REQUEST: From the entries below, extract every line that contains the string "earpiece". Case counts.

INFORMATION SUPPLIED:
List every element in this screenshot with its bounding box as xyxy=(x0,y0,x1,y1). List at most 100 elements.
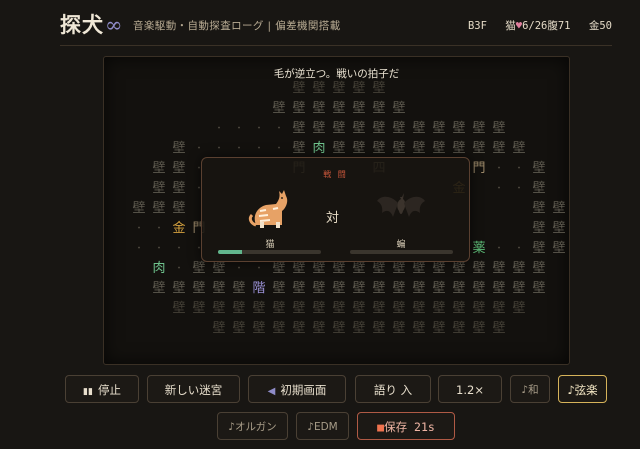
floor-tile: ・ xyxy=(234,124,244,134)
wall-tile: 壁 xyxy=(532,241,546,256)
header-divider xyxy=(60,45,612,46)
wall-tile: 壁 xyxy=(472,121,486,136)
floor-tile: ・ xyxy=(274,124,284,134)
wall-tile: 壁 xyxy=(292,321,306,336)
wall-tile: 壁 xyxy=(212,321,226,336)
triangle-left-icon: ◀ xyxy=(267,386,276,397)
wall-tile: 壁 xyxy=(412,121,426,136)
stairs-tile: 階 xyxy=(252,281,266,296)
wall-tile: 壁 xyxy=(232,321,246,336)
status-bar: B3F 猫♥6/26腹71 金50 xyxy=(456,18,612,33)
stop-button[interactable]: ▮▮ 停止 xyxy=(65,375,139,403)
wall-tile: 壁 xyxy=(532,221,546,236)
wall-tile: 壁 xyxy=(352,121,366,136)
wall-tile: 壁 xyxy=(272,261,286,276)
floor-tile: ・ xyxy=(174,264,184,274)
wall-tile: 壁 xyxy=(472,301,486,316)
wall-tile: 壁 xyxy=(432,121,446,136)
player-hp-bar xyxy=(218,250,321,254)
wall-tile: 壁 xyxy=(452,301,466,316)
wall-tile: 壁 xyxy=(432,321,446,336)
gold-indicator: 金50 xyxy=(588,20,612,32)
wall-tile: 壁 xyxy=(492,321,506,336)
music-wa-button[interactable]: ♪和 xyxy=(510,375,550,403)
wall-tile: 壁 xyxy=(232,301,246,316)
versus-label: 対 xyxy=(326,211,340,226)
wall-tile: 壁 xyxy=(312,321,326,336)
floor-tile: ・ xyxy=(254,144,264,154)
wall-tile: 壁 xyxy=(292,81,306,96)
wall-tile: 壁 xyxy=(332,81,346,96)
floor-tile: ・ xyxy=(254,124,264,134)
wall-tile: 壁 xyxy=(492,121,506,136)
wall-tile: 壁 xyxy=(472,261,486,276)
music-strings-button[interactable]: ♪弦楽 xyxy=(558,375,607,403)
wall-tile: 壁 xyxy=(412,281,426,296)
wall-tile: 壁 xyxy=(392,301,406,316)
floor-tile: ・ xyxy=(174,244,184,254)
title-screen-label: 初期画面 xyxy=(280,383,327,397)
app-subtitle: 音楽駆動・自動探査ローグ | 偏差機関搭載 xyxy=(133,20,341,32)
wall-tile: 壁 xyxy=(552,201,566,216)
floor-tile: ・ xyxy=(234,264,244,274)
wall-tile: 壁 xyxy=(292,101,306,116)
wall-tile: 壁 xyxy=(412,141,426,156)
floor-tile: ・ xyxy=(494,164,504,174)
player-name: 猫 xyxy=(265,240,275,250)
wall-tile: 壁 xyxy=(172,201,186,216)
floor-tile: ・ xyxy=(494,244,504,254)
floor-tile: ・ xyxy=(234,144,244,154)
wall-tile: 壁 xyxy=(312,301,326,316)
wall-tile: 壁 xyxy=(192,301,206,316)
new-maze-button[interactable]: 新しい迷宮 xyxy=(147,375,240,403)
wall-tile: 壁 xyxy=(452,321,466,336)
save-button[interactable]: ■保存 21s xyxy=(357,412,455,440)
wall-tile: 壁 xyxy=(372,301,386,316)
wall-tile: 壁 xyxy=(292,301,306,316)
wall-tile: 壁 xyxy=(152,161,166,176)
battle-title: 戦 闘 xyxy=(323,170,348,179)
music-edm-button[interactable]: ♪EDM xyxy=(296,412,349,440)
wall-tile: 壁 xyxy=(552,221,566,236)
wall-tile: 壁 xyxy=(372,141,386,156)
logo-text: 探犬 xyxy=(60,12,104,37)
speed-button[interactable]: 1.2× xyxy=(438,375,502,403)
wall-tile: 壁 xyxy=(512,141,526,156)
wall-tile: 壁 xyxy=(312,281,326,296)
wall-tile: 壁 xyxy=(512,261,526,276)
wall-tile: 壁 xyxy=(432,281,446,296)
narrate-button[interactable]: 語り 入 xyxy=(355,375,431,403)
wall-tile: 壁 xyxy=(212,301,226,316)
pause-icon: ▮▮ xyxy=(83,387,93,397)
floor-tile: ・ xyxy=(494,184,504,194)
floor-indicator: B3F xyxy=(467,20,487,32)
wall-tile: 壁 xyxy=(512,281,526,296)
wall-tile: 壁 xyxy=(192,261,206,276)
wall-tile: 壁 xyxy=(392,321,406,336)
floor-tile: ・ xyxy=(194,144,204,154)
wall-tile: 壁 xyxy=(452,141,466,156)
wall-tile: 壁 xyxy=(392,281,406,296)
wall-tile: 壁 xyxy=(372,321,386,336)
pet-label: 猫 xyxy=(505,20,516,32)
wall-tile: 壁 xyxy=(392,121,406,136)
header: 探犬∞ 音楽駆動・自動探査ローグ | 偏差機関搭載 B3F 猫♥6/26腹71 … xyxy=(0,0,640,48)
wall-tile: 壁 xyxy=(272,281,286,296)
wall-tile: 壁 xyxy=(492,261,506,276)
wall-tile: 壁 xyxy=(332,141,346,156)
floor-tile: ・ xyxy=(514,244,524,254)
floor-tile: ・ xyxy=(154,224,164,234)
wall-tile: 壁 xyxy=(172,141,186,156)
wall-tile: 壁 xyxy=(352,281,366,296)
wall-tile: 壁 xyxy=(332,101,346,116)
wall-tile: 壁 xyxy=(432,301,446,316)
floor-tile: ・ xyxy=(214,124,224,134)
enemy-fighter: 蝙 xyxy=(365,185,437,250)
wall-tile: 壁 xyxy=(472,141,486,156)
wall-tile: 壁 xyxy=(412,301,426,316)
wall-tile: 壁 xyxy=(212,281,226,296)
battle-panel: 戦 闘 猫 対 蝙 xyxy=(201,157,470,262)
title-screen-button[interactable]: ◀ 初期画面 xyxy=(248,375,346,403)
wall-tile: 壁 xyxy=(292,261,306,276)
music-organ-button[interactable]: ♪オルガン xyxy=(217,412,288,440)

---

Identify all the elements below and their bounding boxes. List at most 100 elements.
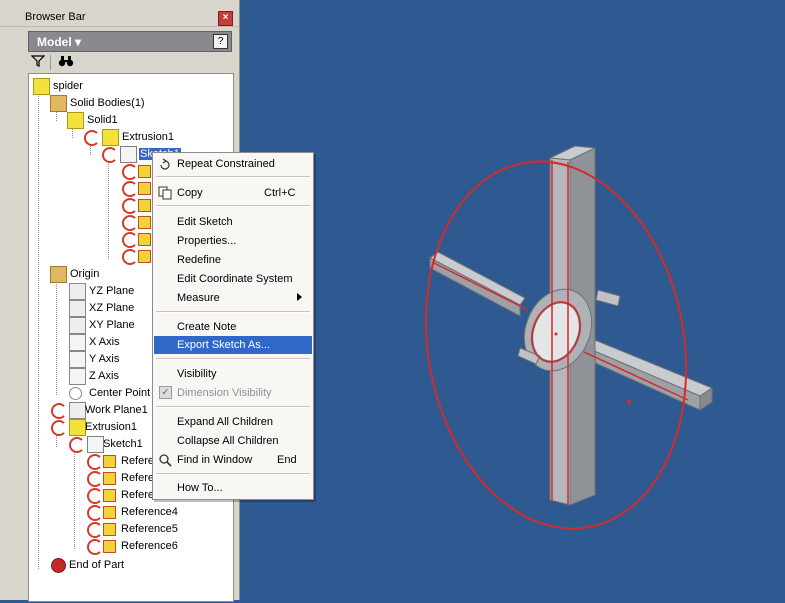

--

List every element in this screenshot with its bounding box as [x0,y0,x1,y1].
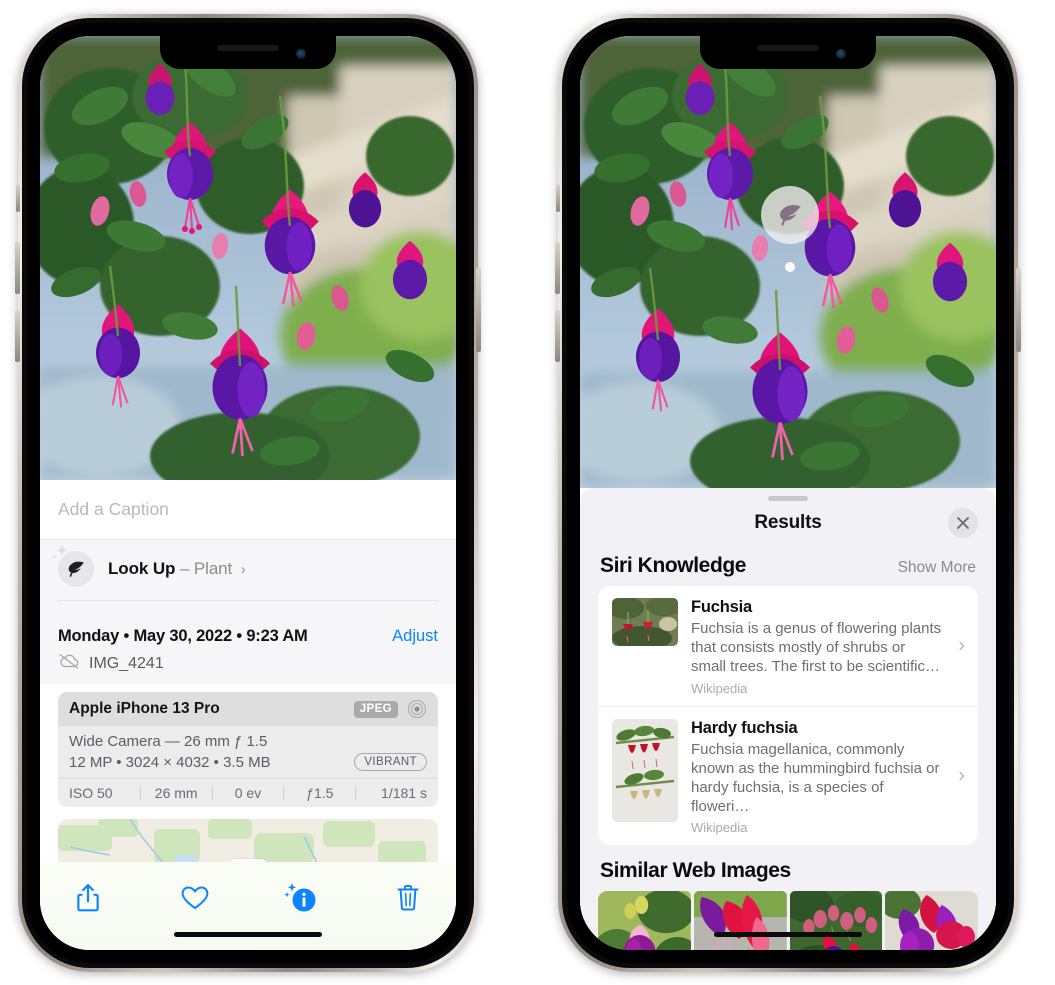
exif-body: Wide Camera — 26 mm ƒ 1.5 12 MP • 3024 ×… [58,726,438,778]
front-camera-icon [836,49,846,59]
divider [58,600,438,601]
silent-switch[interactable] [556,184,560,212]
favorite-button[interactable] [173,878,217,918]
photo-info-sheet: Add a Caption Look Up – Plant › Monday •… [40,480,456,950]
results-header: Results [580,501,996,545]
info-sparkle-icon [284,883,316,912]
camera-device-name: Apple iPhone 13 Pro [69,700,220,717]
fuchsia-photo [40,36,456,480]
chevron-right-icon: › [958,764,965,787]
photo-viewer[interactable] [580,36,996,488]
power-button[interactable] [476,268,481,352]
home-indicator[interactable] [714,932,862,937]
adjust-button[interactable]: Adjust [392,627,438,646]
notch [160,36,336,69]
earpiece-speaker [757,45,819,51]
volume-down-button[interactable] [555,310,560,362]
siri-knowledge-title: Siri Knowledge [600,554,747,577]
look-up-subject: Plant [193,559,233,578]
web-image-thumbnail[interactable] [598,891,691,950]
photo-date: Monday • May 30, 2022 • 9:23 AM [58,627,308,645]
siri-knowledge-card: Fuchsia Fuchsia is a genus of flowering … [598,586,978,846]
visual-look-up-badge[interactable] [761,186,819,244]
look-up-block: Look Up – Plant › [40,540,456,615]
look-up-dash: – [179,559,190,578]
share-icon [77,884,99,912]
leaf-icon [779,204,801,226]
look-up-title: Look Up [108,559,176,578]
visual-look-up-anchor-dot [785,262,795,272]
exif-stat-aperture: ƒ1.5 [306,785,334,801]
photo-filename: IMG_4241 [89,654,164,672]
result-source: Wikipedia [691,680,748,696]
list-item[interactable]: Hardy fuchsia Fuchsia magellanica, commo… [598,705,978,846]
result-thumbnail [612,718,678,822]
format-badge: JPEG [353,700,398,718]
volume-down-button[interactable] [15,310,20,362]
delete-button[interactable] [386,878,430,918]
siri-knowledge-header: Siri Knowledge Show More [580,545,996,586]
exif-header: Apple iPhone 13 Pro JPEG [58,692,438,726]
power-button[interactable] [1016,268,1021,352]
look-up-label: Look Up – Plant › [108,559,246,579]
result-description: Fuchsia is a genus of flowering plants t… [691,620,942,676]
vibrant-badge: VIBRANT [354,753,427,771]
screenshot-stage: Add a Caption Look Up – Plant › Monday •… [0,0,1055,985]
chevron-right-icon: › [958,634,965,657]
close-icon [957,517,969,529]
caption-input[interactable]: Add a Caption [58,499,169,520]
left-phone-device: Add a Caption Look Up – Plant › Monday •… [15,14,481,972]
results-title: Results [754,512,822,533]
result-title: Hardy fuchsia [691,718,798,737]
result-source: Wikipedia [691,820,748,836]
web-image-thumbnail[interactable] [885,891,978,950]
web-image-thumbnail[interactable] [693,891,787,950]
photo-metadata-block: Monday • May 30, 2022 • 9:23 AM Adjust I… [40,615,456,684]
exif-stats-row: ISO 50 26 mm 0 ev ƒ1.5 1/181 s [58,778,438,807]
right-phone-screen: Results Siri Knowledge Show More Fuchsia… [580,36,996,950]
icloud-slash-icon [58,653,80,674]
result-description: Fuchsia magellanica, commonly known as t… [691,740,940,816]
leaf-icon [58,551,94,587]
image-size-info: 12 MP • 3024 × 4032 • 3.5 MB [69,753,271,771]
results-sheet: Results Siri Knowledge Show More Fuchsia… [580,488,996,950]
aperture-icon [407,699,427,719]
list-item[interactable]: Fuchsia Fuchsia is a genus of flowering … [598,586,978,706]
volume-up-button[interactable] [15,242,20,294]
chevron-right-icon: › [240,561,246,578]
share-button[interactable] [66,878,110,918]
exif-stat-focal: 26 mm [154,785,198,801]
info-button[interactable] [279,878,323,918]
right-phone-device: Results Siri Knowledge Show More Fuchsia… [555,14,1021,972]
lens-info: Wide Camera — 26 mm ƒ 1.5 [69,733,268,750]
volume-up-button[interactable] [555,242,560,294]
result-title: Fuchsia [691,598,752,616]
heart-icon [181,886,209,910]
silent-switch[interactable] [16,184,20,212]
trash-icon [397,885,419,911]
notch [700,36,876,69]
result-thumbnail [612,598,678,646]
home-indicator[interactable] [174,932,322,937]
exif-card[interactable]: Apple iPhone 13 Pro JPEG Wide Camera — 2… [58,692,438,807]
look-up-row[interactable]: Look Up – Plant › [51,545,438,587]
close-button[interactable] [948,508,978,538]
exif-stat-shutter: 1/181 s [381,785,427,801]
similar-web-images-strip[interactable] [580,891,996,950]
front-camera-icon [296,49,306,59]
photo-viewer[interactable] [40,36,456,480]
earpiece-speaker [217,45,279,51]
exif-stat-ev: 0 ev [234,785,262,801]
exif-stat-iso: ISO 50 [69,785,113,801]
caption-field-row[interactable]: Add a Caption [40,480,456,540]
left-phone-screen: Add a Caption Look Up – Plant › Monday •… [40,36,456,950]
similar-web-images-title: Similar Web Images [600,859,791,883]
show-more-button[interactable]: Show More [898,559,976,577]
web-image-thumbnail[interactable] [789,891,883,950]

ANSWER IN FULL:
earpiece-speaker [757,45,819,51]
earpiece-speaker [217,45,279,51]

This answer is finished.